§ What is asked:
List, from the lines below, each one with "JSON" in it.

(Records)
==========
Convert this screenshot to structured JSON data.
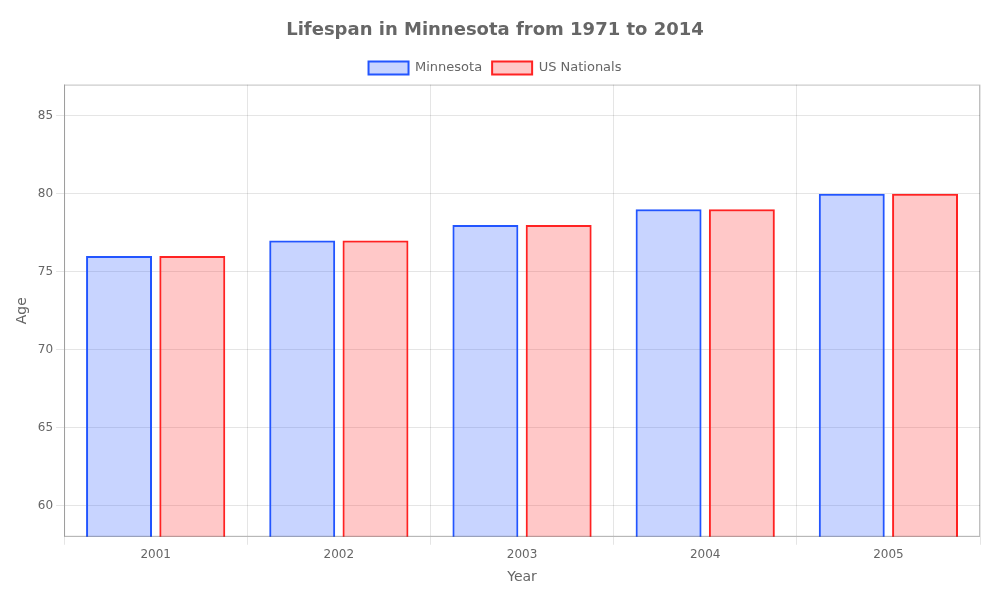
{
  "chart_data": {
    "type": "bar",
    "title": "Lifespan in Minnesota from 1971 to 2014",
    "xlabel": "Year",
    "ylabel": "Age",
    "categories": [
      2001,
      2002,
      2003,
      2004,
      2005
    ],
    "series": [
      {
        "name": "Minnesota",
        "color": "#2255ff",
        "values": [
          76,
          77,
          78,
          79,
          80
        ]
      },
      {
        "name": "US Nationals",
        "color": "#ff2222",
        "values": [
          76,
          77,
          78,
          79,
          80
        ]
      }
    ],
    "ylim": [
      58,
      87
    ],
    "yticks": [
      60,
      65,
      70,
      75,
      80,
      85
    ],
    "grid": true,
    "legend": "top"
  }
}
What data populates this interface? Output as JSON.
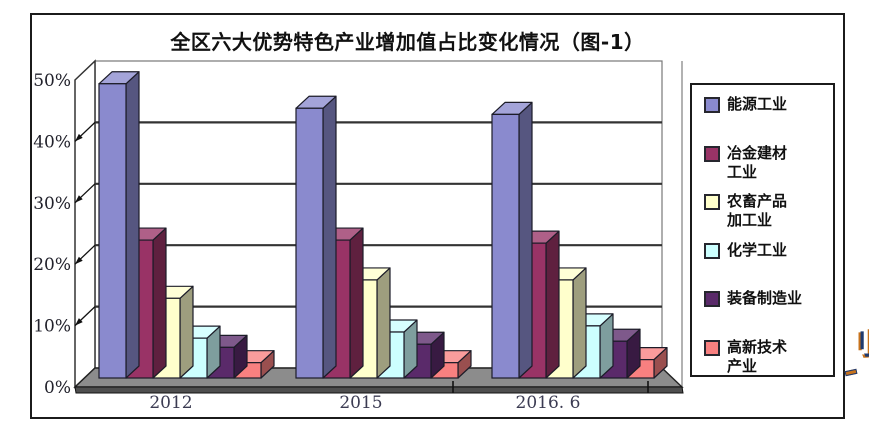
{
  "title": "全区六大优势特色产业增加值占比变化情况（图-1）",
  "chart_data": {
    "type": "bar",
    "subtype": "3d-clustered-column",
    "title": "全区六大优势特色产业增加值占比变化情况（图-1）",
    "categories": [
      "2012",
      "2015",
      "2016. 6"
    ],
    "series": [
      {
        "name": "能源工业",
        "color": "#8A8ACE",
        "values": [
          48,
          44,
          43
        ]
      },
      {
        "name": "冶金建材工业",
        "color": "#993366",
        "values": [
          22.5,
          22.5,
          22
        ]
      },
      {
        "name": "农畜产品加工业",
        "color": "#FFFFCC",
        "values": [
          13,
          16,
          16
        ]
      },
      {
        "name": "化学工业",
        "color": "#CCFFFF",
        "values": [
          6.5,
          7.5,
          8.5
        ]
      },
      {
        "name": "装备制造业",
        "color": "#5A2A6A",
        "values": [
          5,
          5.5,
          6
        ]
      },
      {
        "name": "高新技术产业",
        "color": "#F88080",
        "values": [
          2.5,
          2.5,
          3
        ]
      }
    ],
    "y_ticks": [
      "0%",
      "10%",
      "20%",
      "30%",
      "40%",
      "50%"
    ],
    "y_tick_values": [
      0,
      10,
      20,
      30,
      40,
      50
    ],
    "ylim": [
      0,
      50
    ],
    "grid": true,
    "legend_position": "right",
    "wall_color": "#FFFFFF",
    "floor_color": "#8C8C8C"
  },
  "legend": {
    "items": [
      {
        "label": "能源工业",
        "lines": [
          "能源工业"
        ]
      },
      {
        "label": "冶金建材工业",
        "lines": [
          "冶金建材",
          "工业"
        ]
      },
      {
        "label": "农畜产品加工业",
        "lines": [
          "农畜产品",
          "加工业"
        ]
      },
      {
        "label": "化学工业",
        "lines": [
          "化学工业"
        ]
      },
      {
        "label": "装备制造业",
        "lines": [
          "装备制造业"
        ]
      },
      {
        "label": "高新技术产业",
        "lines": [
          "高新技术",
          "产业"
        ]
      }
    ]
  },
  "artifact": {
    "glyph": "刂"
  }
}
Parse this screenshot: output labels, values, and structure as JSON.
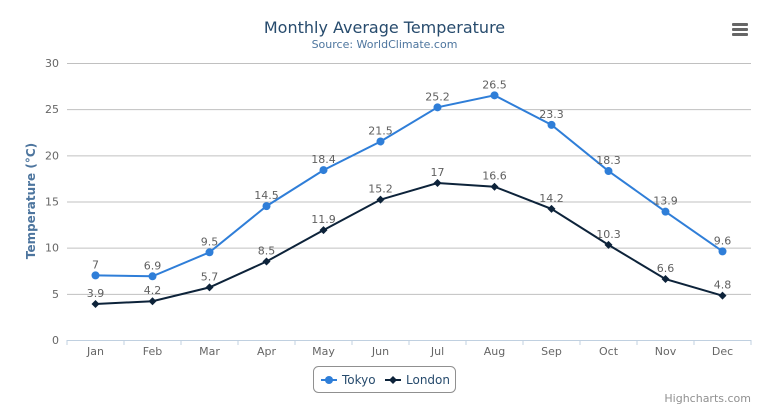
{
  "chart_data": {
    "type": "line",
    "title": "Monthly Average Temperature",
    "subtitle": "Source: WorldClimate.com",
    "xlabel": "",
    "ylabel": "Temperature (°C)",
    "ylim": [
      0,
      30
    ],
    "yticks": [
      0,
      5,
      10,
      15,
      20,
      25,
      30
    ],
    "grid": true,
    "legend_placement": "bottom-center",
    "categories": [
      "Jan",
      "Feb",
      "Mar",
      "Apr",
      "May",
      "Jun",
      "Jul",
      "Aug",
      "Sep",
      "Oct",
      "Nov",
      "Dec"
    ],
    "series": [
      {
        "name": "Tokyo",
        "color": "#2f7ed8",
        "marker": "circle",
        "values": [
          7.0,
          6.9,
          9.5,
          14.5,
          18.4,
          21.5,
          25.2,
          26.5,
          23.3,
          18.3,
          13.9,
          9.6
        ]
      },
      {
        "name": "London",
        "color": "#0d233a",
        "marker": "diamond",
        "values": [
          3.9,
          4.2,
          5.7,
          8.5,
          11.9,
          15.2,
          17.0,
          16.6,
          14.2,
          10.3,
          6.6,
          4.8
        ]
      }
    ],
    "data_labels": true
  },
  "credits": "Highcharts.com",
  "menu_icon": "hamburger-menu-icon"
}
==========
§ Written answer:
Convert this screenshot to structured JSON data.
What data populates this interface? Output as JSON.
Parse this screenshot: output labels, values, and structure as JSON.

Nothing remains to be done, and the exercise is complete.